What needs to be done: Show every line that has the string "regions" in it.

Saved entries:
**********

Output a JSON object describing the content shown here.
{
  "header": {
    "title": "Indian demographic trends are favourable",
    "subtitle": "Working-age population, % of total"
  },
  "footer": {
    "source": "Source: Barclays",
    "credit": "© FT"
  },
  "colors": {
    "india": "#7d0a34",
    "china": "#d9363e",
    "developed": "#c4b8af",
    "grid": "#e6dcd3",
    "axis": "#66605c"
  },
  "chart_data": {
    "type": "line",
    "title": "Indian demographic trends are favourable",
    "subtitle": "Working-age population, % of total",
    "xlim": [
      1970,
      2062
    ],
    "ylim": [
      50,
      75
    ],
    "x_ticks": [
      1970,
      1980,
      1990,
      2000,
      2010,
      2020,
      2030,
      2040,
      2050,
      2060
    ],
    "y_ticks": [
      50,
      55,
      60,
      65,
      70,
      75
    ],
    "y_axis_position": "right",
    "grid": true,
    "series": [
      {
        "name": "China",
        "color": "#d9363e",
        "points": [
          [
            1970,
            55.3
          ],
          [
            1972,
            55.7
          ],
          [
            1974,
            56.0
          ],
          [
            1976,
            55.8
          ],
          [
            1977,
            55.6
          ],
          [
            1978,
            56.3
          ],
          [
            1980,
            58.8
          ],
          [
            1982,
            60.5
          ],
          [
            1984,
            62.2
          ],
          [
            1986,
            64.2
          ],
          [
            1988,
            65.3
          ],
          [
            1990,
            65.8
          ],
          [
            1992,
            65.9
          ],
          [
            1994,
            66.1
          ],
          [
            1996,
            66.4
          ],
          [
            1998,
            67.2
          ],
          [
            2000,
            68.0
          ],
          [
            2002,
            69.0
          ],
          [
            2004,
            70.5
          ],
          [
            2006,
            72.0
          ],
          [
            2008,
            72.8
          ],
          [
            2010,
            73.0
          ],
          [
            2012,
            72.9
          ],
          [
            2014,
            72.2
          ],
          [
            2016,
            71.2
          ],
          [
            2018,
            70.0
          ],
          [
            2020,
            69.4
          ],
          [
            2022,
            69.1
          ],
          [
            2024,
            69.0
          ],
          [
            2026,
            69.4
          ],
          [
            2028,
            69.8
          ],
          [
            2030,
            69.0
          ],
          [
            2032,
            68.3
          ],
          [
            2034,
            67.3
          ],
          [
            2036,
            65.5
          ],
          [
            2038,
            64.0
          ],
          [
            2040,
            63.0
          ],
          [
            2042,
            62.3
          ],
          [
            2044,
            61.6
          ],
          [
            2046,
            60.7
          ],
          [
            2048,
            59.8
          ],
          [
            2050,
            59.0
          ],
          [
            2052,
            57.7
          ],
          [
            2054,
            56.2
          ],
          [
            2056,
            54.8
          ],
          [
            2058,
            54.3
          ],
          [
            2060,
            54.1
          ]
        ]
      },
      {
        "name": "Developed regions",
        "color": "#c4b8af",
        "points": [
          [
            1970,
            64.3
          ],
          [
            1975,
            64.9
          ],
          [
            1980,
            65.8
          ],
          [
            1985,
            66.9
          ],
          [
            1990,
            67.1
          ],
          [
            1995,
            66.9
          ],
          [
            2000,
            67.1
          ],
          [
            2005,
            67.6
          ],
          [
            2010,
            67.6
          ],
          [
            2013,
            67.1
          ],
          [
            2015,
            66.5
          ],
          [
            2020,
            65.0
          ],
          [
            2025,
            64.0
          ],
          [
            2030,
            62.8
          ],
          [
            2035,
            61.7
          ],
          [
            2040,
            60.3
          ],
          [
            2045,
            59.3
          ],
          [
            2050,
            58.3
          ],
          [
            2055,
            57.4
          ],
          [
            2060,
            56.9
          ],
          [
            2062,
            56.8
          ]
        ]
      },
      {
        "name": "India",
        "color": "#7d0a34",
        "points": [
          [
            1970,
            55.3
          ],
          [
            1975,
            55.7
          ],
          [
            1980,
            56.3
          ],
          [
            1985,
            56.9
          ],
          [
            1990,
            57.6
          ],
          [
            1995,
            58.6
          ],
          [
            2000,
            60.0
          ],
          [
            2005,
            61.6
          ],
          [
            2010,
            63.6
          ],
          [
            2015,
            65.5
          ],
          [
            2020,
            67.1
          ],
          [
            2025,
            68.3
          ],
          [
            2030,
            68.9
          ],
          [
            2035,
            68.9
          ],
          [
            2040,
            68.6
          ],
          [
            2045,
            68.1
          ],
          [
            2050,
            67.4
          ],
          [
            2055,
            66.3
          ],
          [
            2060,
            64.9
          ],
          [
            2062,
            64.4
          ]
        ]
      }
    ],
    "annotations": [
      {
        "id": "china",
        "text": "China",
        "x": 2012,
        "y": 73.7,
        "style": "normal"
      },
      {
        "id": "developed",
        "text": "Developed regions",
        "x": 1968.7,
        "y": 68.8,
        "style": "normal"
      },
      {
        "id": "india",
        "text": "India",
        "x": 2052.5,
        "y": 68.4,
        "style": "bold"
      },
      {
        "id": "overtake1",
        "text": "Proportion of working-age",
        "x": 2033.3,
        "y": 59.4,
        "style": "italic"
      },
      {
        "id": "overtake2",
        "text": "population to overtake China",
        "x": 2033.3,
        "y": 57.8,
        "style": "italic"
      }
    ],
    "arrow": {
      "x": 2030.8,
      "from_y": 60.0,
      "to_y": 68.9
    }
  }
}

**********

The output:
        "name": "Developed regions",
        "text": "Developed regions",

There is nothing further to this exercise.